### WHAT IS BEING ASKED
Transcribe the whole listing below without changing a word, but leave out every image.

Extracted data entries
════════
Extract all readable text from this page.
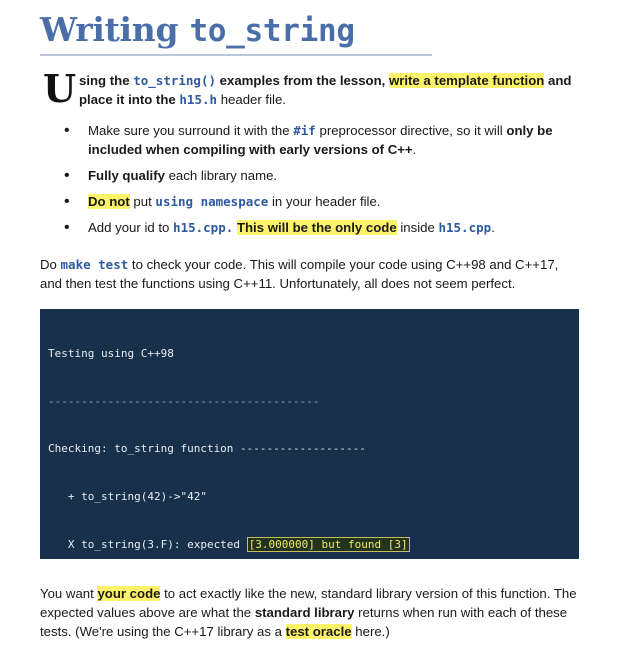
Writing to_string
U sing the to_string() examples from the lesson, write a template function and place it into the h15.h header file.

• Make sure you surround it with the #if preprocessor directive, so it will only be included when compiling with early versions of C++.
• Fully qualify each library name.
• Do not put using namespace in your header file.
• Add your id to h15.cpp. This will be the only code inside h15.cpp.

Do make test to check your code. This will compile your code using C++98 and C++17, and then test the functions using C++11. Unfortunately, all does not seem perfect.

Testing using C++98

-----------------------------------------

Checking: to_string function -------------------

+ to_string(42)->"42"

X to_string(3.F): expected [3.000000] but found [3]

You want your code to act exactly like the new, standard library version of this function. The expected values above are what the standard library returns when run with each of these tests. (We're using the C++17 library as a test oracle here.)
════════
### SOLUTION TO THIS PROBLEM
Extract all readable text from this page.
Writing to_string
U sing the to_string() examples from the lesson, write a template function and place it into the h15.h header file.

• Make sure you surround it with the #if preprocessor directive, so it will only be included when compiling with early versions of C++.
• Fully qualify each library name.
• Do not put using namespace in your header file.
• Add your id to h15.cpp. This will be the only code inside h15.cpp.

Do make test to check your code. This will compile your code using C++98 and C++17, and then test the functions using C++11. Unfortunately, all does not seem perfect.

Testing using C++98

-----------------------------------------

Checking: to_string function -------------------

+ to_string(42)->"42"

X to_string(3.F): expected [3.000000] but found [3]

You want your code to act exactly like the new, standard library version of this function. The expected values above are what the standard library returns when run with each of these tests. (We're using the C++17 library as a test oracle here.)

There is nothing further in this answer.